++++ STORED DATA
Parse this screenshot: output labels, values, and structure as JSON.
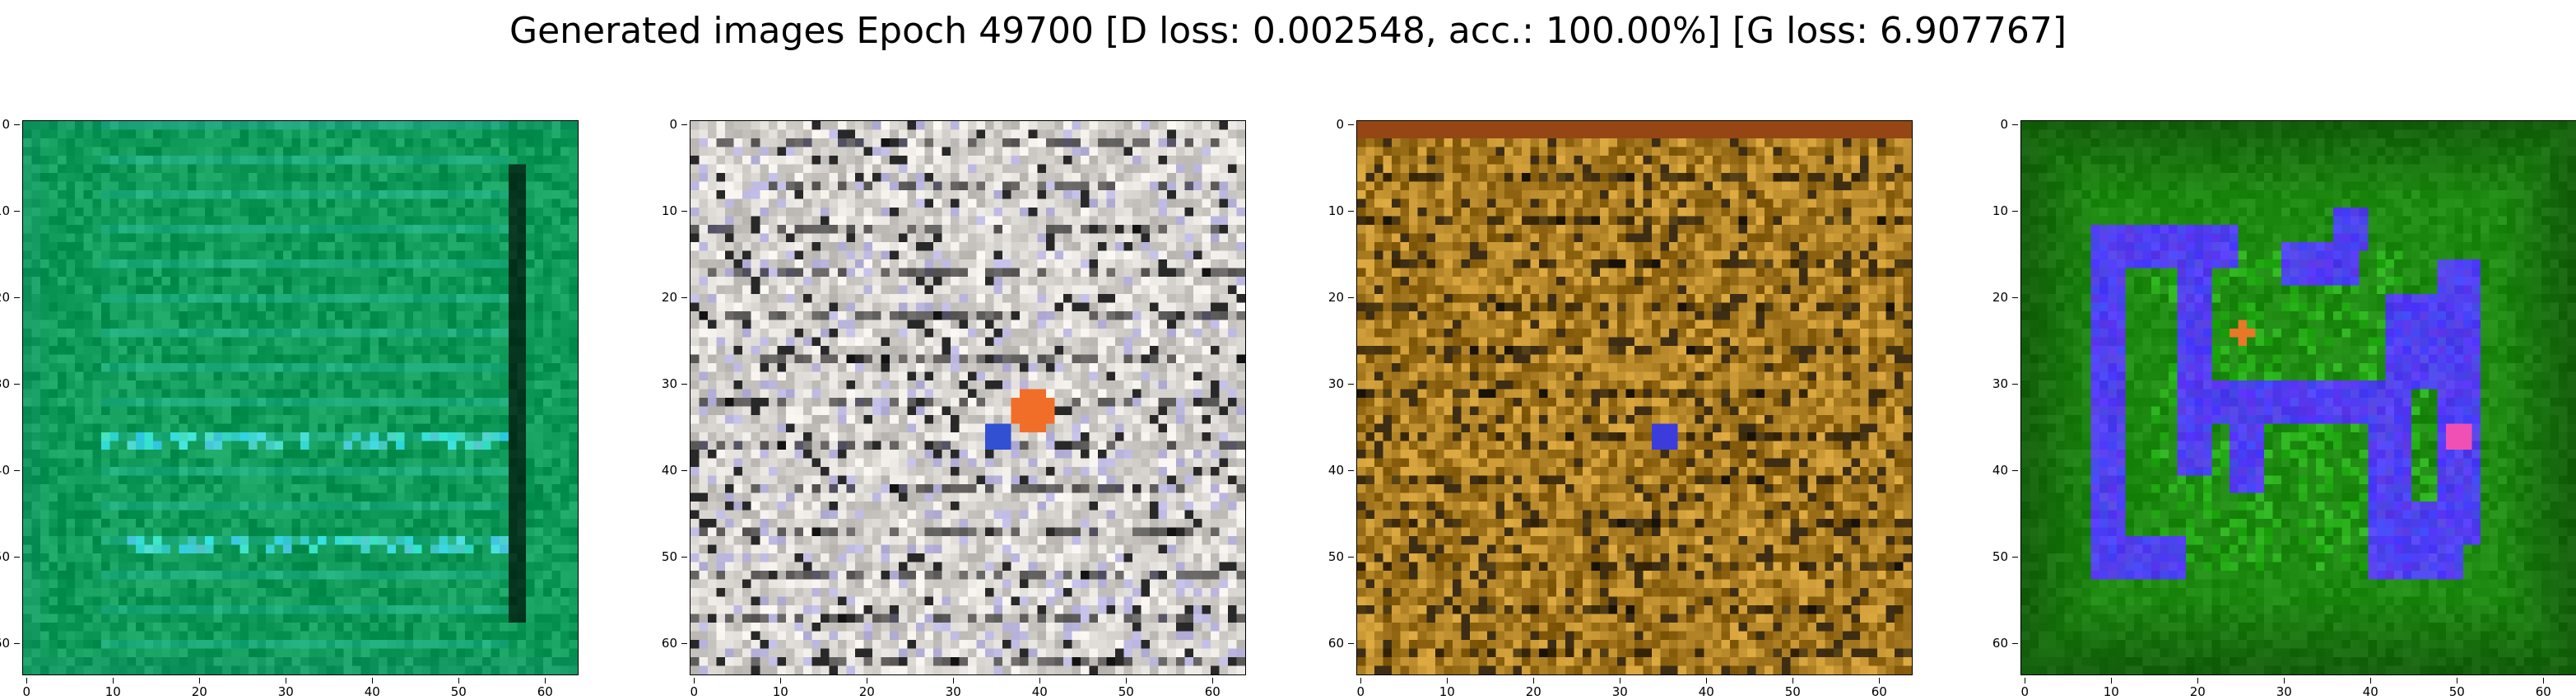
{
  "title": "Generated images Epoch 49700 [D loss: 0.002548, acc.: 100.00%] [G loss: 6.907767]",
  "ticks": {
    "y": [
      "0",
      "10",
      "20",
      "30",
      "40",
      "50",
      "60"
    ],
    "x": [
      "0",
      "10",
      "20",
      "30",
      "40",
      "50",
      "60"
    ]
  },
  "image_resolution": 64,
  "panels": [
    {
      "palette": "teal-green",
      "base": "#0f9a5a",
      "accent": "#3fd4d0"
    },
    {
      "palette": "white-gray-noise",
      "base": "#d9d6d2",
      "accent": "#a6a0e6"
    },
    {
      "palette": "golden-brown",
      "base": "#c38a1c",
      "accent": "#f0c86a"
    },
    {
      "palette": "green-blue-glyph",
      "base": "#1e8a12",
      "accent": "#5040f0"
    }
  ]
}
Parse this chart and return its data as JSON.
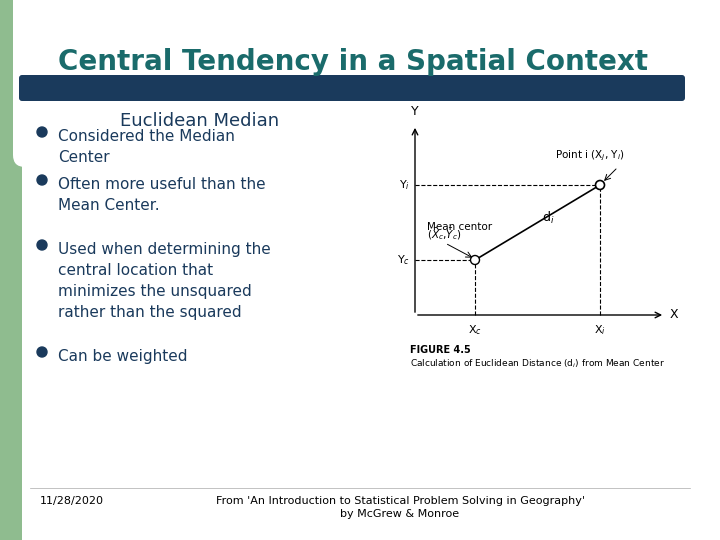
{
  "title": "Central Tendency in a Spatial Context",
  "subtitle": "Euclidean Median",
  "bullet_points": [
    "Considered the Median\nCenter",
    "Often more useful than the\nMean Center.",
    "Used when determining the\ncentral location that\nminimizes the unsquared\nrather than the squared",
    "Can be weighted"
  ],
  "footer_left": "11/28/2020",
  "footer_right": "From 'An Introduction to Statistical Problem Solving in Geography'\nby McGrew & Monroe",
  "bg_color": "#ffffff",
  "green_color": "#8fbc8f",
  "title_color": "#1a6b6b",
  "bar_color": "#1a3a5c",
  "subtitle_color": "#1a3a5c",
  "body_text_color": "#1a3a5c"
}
++++++++
Look above for lines with the word "Median" and copy them all.

  "subtitle": "Euclidean Median",
    "Considered the Median\nCenter",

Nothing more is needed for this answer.